**TASK TO CARRY OUT**
Below are the entries; count the lines in them that contain the word "onze" and give only the number.

Records from a data collection:
————

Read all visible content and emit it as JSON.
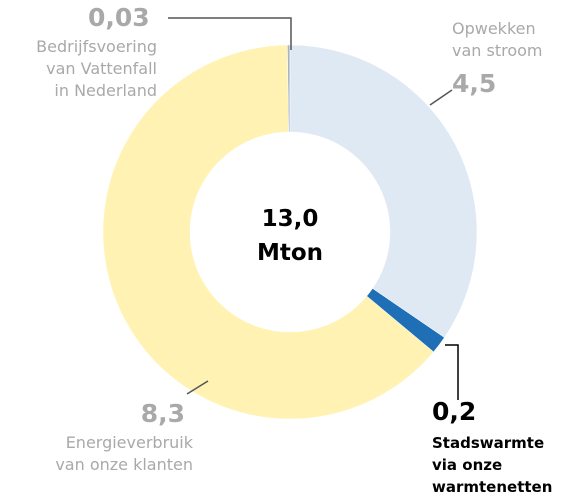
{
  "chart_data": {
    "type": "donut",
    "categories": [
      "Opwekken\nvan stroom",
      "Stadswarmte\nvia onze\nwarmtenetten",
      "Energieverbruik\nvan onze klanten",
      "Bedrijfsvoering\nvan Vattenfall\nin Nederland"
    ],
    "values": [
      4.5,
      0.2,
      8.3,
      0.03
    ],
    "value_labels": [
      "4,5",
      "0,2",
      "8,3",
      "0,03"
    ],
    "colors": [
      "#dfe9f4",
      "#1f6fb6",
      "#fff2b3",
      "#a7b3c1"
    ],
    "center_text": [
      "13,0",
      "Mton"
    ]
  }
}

————

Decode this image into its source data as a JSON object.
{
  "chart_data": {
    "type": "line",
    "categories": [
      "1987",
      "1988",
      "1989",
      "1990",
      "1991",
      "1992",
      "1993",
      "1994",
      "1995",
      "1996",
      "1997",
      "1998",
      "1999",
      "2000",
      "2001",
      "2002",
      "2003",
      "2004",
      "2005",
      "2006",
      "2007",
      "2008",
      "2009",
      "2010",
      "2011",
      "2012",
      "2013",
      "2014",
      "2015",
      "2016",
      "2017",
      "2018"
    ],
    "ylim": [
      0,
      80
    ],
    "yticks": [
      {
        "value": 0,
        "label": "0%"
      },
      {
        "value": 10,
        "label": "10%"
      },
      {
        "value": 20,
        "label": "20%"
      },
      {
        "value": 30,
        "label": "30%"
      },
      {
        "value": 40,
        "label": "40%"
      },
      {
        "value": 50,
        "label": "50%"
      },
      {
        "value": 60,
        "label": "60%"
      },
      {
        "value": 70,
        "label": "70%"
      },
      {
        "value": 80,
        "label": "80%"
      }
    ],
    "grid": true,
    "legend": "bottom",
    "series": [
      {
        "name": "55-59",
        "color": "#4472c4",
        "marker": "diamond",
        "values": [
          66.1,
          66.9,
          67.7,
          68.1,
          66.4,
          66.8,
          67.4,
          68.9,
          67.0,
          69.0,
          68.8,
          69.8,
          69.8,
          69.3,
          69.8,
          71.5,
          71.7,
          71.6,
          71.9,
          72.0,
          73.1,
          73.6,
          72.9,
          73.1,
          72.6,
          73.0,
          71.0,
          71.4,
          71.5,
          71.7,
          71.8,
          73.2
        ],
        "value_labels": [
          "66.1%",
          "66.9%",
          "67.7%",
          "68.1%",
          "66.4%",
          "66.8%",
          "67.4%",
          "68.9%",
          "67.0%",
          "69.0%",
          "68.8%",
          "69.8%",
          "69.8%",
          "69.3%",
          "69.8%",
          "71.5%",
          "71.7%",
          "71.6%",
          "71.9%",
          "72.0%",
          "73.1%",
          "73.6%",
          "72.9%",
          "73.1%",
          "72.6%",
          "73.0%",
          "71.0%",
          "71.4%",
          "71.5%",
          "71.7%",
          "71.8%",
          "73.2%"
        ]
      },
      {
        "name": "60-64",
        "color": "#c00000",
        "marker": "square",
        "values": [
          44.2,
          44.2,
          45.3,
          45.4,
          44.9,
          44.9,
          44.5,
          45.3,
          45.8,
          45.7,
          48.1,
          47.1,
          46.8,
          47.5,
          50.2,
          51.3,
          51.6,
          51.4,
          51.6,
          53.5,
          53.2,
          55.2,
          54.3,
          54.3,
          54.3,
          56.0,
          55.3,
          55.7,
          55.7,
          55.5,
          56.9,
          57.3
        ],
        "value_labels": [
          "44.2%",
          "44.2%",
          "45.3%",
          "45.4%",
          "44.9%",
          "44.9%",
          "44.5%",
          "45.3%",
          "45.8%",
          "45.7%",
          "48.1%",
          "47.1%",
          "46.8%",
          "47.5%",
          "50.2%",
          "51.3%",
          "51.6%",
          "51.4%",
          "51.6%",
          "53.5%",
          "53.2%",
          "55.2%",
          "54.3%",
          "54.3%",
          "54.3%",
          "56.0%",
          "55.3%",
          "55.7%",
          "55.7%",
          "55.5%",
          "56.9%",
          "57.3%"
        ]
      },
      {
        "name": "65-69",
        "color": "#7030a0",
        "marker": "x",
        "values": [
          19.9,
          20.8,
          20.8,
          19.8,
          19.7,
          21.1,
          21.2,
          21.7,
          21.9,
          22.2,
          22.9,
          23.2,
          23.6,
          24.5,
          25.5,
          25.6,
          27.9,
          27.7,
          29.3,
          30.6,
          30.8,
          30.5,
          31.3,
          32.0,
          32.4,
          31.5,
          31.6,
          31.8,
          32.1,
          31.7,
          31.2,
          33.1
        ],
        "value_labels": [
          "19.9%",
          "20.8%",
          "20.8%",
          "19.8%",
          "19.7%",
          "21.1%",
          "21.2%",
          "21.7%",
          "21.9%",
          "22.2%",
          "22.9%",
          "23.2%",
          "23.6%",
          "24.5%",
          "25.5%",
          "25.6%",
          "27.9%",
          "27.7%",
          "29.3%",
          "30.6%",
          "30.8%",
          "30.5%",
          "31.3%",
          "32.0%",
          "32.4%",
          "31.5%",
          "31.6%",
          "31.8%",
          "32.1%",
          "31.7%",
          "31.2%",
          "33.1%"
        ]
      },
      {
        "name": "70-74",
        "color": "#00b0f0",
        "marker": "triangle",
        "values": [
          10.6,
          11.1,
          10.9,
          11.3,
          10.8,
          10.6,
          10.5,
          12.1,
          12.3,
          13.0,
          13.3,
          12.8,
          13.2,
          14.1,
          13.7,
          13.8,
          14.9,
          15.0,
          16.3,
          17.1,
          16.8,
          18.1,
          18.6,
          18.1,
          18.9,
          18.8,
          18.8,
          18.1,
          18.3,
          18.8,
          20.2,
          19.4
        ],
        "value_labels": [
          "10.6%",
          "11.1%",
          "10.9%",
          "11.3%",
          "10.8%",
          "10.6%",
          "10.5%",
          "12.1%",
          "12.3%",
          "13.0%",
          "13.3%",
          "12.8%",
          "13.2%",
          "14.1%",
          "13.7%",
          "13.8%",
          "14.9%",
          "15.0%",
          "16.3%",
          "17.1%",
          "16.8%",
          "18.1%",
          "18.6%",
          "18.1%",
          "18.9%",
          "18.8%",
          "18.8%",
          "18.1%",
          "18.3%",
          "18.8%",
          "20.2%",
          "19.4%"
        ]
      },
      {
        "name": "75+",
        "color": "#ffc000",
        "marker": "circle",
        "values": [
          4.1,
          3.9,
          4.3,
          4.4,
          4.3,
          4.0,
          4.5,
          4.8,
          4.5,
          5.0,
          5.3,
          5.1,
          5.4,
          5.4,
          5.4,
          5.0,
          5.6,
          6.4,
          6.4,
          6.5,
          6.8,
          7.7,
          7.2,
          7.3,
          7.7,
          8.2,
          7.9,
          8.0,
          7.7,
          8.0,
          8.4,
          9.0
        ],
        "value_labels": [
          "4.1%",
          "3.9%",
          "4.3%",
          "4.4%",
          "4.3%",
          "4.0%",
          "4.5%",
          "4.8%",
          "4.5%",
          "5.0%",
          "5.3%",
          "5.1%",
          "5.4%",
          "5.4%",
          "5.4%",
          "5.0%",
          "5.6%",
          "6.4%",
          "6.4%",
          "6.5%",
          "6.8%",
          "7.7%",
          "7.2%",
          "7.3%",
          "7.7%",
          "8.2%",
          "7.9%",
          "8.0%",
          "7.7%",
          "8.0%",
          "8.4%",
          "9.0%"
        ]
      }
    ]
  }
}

————

**RESULT OF THIS EXERCISE**
2